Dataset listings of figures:

+ + + + + + +

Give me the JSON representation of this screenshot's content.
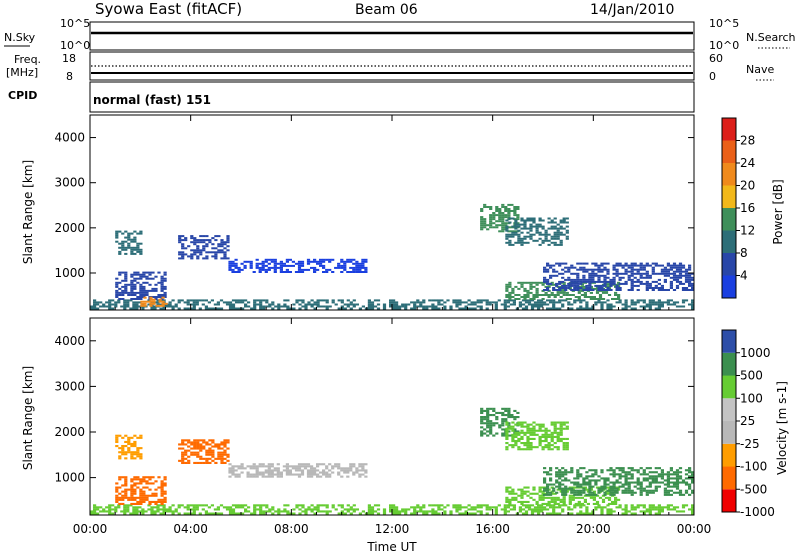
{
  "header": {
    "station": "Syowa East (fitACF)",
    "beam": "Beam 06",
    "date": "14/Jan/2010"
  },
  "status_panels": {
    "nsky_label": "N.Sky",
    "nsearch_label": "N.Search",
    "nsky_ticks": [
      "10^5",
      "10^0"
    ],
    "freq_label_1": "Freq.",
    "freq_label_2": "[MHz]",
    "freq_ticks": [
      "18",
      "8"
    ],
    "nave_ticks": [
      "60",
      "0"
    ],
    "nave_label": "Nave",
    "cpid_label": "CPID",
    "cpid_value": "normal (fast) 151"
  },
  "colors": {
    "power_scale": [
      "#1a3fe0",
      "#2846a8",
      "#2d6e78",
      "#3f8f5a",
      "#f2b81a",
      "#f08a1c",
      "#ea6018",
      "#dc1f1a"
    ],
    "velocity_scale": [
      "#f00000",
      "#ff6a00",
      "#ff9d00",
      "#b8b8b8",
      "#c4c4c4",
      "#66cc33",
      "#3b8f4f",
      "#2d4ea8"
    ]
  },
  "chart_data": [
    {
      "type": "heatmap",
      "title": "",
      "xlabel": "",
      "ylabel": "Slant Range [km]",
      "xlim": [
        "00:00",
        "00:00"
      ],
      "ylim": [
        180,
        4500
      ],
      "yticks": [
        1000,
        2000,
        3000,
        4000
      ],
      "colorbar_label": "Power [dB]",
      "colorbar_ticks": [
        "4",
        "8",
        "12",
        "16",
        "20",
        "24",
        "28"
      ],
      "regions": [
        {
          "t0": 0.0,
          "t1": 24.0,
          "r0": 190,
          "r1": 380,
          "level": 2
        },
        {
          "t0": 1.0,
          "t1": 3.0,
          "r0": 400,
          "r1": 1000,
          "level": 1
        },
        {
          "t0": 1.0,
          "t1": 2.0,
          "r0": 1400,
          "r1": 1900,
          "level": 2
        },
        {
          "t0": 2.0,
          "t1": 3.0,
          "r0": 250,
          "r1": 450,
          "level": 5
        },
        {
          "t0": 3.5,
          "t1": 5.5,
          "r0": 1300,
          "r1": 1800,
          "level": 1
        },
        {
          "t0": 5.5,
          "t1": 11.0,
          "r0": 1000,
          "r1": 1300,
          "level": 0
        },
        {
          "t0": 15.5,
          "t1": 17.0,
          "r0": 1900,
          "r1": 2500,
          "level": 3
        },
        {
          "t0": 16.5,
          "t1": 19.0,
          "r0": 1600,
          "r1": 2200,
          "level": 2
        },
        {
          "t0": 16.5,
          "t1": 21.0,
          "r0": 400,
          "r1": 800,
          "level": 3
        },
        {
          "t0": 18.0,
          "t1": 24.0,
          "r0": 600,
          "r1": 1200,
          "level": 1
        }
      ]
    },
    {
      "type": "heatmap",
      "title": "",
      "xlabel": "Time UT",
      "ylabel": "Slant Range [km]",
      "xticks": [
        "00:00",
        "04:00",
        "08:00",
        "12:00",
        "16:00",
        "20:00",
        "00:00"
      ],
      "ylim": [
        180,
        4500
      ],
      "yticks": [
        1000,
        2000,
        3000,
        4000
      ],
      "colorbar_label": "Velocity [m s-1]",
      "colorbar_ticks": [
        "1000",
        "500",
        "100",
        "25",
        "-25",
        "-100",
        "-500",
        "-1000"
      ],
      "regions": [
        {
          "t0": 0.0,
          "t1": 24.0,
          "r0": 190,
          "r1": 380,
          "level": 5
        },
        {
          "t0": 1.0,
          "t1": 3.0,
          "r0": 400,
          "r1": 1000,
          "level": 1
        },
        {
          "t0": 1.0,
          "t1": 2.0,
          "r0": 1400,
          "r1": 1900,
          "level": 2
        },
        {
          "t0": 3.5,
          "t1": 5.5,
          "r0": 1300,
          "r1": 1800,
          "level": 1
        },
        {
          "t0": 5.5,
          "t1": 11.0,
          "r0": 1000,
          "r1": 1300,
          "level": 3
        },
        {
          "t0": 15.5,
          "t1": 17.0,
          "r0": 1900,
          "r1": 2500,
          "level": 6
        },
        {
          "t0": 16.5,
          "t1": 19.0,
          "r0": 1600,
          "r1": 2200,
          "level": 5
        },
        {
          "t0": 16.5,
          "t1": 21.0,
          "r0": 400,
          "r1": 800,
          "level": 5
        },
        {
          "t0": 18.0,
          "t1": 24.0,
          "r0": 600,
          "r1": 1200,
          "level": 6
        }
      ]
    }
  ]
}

+ + + + + + +

Set the pictures aside and transcribe the data above exactly.

Give me the JSON representation of this screenshot's content.
{
  "header": {
    "station": "Syowa East (fitACF)",
    "beam": "Beam 06",
    "date": "14/Jan/2010"
  },
  "status_panels": {
    "nsky_label": "N.Sky",
    "nsearch_label": "N.Search",
    "nsky_ticks": [
      "10^5",
      "10^0"
    ],
    "freq_label_1": "Freq.",
    "freq_label_2": "[MHz]",
    "freq_ticks": [
      "18",
      "8"
    ],
    "nave_ticks": [
      "60",
      "0"
    ],
    "nave_label": "Nave",
    "cpid_label": "CPID",
    "cpid_value": "normal (fast) 151"
  },
  "colors": {
    "power_scale": [
      "#1a3fe0",
      "#2846a8",
      "#2d6e78",
      "#3f8f5a",
      "#f2b81a",
      "#f08a1c",
      "#ea6018",
      "#dc1f1a"
    ],
    "velocity_scale": [
      "#f00000",
      "#ff6a00",
      "#ff9d00",
      "#b8b8b8",
      "#c4c4c4",
      "#66cc33",
      "#3b8f4f",
      "#2d4ea8"
    ]
  },
  "chart_data": [
    {
      "type": "heatmap",
      "title": "",
      "xlabel": "",
      "ylabel": "Slant Range [km]",
      "xlim": [
        "00:00",
        "00:00"
      ],
      "ylim": [
        180,
        4500
      ],
      "yticks": [
        1000,
        2000,
        3000,
        4000
      ],
      "colorbar_label": "Power [dB]",
      "colorbar_ticks": [
        "4",
        "8",
        "12",
        "16",
        "20",
        "24",
        "28"
      ],
      "regions": [
        {
          "t0": 0.0,
          "t1": 24.0,
          "r0": 190,
          "r1": 380,
          "level": 2
        },
        {
          "t0": 1.0,
          "t1": 3.0,
          "r0": 400,
          "r1": 1000,
          "level": 1
        },
        {
          "t0": 1.0,
          "t1": 2.0,
          "r0": 1400,
          "r1": 1900,
          "level": 2
        },
        {
          "t0": 2.0,
          "t1": 3.0,
          "r0": 250,
          "r1": 450,
          "level": 5
        },
        {
          "t0": 3.5,
          "t1": 5.5,
          "r0": 1300,
          "r1": 1800,
          "level": 1
        },
        {
          "t0": 5.5,
          "t1": 11.0,
          "r0": 1000,
          "r1": 1300,
          "level": 0
        },
        {
          "t0": 15.5,
          "t1": 17.0,
          "r0": 1900,
          "r1": 2500,
          "level": 3
        },
        {
          "t0": 16.5,
          "t1": 19.0,
          "r0": 1600,
          "r1": 2200,
          "level": 2
        },
        {
          "t0": 16.5,
          "t1": 21.0,
          "r0": 400,
          "r1": 800,
          "level": 3
        },
        {
          "t0": 18.0,
          "t1": 24.0,
          "r0": 600,
          "r1": 1200,
          "level": 1
        }
      ]
    },
    {
      "type": "heatmap",
      "title": "",
      "xlabel": "Time UT",
      "ylabel": "Slant Range [km]",
      "xticks": [
        "00:00",
        "04:00",
        "08:00",
        "12:00",
        "16:00",
        "20:00",
        "00:00"
      ],
      "ylim": [
        180,
        4500
      ],
      "yticks": [
        1000,
        2000,
        3000,
        4000
      ],
      "colorbar_label": "Velocity [m s-1]",
      "colorbar_ticks": [
        "1000",
        "500",
        "100",
        "25",
        "-25",
        "-100",
        "-500",
        "-1000"
      ],
      "regions": [
        {
          "t0": 0.0,
          "t1": 24.0,
          "r0": 190,
          "r1": 380,
          "level": 5
        },
        {
          "t0": 1.0,
          "t1": 3.0,
          "r0": 400,
          "r1": 1000,
          "level": 1
        },
        {
          "t0": 1.0,
          "t1": 2.0,
          "r0": 1400,
          "r1": 1900,
          "level": 2
        },
        {
          "t0": 3.5,
          "t1": 5.5,
          "r0": 1300,
          "r1": 1800,
          "level": 1
        },
        {
          "t0": 5.5,
          "t1": 11.0,
          "r0": 1000,
          "r1": 1300,
          "level": 3
        },
        {
          "t0": 15.5,
          "t1": 17.0,
          "r0": 1900,
          "r1": 2500,
          "level": 6
        },
        {
          "t0": 16.5,
          "t1": 19.0,
          "r0": 1600,
          "r1": 2200,
          "level": 5
        },
        {
          "t0": 16.5,
          "t1": 21.0,
          "r0": 400,
          "r1": 800,
          "level": 5
        },
        {
          "t0": 18.0,
          "t1": 24.0,
          "r0": 600,
          "r1": 1200,
          "level": 6
        }
      ]
    }
  ]
}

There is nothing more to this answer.